● **Data for this exercise**

- - -

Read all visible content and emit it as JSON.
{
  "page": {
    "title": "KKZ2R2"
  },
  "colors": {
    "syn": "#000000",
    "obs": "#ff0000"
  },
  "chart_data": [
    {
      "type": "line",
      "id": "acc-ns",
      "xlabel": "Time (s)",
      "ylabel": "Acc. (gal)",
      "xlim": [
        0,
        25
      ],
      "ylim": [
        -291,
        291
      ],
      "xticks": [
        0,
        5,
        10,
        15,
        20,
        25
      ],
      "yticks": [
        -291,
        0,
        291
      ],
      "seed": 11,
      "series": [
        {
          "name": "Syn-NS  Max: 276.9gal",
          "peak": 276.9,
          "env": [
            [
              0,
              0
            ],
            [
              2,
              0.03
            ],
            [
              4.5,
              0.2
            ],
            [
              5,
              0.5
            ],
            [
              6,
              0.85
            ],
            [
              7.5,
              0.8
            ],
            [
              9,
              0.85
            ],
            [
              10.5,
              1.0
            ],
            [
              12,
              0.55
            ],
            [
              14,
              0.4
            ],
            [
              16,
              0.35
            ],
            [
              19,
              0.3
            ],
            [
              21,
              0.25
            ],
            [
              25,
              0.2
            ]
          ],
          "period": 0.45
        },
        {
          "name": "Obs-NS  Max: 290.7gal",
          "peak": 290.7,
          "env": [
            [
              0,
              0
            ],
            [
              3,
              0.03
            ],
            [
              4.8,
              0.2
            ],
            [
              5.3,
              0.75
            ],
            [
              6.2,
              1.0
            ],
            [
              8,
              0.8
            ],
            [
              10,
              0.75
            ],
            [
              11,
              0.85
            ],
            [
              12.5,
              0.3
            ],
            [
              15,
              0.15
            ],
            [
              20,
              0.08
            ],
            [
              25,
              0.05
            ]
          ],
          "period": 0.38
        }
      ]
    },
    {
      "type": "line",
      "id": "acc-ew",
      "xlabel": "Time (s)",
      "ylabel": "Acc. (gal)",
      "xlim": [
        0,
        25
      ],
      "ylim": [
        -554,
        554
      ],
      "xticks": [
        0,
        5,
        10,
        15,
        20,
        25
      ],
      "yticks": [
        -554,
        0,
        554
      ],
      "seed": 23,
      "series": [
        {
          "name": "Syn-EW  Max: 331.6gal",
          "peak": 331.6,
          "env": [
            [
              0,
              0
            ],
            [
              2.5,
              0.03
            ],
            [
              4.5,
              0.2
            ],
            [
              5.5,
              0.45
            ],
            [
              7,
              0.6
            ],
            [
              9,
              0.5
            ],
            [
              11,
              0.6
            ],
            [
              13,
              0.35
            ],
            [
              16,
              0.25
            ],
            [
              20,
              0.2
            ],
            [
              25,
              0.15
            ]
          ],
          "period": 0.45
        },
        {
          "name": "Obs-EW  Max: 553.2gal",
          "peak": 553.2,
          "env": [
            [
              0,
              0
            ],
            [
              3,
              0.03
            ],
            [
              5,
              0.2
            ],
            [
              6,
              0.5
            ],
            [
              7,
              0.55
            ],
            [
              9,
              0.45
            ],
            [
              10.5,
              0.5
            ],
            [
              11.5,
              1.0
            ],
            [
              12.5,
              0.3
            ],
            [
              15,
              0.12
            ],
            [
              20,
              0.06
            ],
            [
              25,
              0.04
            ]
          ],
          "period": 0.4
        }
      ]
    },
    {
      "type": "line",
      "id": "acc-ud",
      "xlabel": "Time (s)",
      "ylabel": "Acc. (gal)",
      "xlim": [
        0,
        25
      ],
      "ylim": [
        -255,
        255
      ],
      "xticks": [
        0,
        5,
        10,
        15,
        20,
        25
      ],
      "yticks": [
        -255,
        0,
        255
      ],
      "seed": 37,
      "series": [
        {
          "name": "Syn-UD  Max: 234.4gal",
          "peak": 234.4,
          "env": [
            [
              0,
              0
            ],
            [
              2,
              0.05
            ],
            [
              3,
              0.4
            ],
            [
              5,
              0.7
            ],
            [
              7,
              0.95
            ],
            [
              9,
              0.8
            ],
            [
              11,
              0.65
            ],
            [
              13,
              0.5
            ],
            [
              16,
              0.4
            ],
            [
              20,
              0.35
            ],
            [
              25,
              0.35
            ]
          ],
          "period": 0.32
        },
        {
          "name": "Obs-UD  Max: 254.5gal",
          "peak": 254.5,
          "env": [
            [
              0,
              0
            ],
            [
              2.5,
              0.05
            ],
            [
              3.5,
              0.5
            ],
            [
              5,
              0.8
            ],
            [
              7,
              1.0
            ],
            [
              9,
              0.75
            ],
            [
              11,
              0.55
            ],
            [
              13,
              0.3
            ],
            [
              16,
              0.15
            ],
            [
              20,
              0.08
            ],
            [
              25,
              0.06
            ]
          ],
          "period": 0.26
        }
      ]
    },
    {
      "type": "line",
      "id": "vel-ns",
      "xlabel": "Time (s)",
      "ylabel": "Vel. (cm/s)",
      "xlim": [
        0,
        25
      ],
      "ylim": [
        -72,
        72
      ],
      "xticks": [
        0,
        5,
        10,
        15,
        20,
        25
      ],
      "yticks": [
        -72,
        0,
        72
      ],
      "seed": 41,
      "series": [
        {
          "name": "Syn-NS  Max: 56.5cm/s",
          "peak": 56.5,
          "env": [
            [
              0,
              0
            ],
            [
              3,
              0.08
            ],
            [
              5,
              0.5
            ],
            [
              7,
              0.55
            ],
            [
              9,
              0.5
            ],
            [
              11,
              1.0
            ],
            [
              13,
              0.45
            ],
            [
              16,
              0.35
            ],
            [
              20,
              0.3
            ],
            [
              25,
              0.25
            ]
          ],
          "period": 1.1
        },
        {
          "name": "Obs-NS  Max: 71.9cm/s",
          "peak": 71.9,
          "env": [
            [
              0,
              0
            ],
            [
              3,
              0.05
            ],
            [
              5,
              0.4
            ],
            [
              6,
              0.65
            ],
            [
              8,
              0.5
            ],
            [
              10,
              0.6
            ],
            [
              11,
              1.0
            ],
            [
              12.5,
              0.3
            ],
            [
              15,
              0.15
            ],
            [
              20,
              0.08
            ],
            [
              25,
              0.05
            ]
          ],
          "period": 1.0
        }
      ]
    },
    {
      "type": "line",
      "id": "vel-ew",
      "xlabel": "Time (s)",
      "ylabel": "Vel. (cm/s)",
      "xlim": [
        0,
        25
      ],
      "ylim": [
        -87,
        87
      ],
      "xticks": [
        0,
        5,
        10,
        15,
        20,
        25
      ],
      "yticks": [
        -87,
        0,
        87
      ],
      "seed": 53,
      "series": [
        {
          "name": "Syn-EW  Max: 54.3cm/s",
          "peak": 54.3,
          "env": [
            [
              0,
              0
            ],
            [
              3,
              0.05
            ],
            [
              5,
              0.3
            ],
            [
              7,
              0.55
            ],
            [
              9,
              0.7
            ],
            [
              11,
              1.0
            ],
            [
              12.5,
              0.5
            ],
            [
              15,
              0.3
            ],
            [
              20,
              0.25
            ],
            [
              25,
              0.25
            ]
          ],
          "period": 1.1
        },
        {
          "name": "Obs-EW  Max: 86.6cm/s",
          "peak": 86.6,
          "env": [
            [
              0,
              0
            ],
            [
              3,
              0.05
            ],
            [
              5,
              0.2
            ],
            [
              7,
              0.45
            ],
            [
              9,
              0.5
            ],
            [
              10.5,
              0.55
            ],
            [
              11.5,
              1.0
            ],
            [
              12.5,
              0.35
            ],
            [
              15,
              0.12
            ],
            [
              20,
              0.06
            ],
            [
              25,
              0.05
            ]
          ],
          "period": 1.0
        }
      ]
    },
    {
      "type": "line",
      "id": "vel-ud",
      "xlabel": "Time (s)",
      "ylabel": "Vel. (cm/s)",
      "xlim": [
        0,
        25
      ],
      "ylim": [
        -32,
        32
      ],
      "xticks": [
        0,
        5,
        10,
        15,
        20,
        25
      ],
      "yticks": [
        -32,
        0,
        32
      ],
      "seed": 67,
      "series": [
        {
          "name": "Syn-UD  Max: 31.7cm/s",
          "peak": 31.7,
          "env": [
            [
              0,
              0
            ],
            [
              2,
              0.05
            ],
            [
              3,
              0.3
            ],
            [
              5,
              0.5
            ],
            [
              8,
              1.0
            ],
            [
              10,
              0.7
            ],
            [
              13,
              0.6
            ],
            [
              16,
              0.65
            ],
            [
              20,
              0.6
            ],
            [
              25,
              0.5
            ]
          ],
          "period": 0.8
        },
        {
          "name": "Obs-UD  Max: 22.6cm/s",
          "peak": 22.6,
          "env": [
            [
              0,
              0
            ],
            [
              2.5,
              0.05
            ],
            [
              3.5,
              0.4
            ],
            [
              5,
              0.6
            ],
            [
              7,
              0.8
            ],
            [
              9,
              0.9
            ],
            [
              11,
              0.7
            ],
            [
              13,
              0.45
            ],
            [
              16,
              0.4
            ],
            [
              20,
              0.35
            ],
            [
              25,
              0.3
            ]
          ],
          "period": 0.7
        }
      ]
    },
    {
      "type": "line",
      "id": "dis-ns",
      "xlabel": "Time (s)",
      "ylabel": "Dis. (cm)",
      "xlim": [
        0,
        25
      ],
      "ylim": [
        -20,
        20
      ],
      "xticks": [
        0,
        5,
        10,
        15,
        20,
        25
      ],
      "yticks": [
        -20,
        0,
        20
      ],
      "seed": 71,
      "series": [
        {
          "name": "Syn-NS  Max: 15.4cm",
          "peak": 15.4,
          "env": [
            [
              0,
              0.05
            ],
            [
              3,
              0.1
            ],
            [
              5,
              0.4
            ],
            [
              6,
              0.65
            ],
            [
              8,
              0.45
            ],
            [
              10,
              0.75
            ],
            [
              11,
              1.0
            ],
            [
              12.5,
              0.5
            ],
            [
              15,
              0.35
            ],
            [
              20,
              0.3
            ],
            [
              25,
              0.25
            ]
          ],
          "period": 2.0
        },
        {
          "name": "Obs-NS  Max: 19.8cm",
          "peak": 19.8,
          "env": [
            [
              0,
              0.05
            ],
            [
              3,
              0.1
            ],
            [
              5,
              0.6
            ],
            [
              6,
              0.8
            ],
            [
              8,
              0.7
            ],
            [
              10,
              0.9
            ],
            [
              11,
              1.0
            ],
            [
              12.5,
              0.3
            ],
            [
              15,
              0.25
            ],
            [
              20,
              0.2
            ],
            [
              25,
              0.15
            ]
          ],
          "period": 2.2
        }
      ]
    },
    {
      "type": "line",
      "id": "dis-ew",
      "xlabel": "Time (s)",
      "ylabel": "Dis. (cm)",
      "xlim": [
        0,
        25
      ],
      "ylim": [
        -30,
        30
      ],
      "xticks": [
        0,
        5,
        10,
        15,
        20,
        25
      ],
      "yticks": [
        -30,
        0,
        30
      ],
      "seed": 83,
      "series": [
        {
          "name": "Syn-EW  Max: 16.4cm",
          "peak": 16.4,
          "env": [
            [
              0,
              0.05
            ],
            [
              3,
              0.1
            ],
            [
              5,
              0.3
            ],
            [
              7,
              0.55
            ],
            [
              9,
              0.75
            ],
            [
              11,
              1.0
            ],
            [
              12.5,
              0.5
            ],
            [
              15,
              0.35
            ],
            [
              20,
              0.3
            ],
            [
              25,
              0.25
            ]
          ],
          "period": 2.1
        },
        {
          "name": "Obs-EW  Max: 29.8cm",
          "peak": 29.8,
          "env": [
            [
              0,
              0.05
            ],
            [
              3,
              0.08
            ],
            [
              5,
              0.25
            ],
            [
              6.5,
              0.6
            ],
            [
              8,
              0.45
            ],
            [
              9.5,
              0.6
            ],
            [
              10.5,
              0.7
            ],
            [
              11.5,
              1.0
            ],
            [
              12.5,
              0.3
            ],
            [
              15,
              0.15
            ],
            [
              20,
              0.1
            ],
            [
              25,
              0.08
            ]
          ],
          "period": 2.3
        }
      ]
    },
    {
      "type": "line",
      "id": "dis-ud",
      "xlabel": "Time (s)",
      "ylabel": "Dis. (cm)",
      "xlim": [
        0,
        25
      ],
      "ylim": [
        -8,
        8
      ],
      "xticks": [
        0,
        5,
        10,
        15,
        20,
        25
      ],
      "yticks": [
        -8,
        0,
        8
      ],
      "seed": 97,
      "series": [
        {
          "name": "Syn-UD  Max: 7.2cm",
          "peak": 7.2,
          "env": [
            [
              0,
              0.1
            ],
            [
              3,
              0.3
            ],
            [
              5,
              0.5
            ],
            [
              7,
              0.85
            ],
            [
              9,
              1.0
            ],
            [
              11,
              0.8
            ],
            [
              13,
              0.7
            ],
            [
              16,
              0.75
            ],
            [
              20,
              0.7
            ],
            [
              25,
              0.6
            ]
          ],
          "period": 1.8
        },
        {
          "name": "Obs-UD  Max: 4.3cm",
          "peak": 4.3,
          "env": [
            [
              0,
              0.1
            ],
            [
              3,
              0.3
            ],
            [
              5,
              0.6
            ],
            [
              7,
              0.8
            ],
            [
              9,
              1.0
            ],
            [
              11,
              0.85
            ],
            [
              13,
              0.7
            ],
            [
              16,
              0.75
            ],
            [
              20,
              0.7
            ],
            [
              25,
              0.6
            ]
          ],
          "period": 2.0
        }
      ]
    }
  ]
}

- - -

● **What to produce**
From the entries above, copy each line holding "seed".

● **Task answer**
      "seed": 11,
      "seed": 23,
      "seed": 37,
      "seed": 41,
      "seed": 53,
      "seed": 67,
      "seed": 71,
      "seed": 83,
      "seed": 97,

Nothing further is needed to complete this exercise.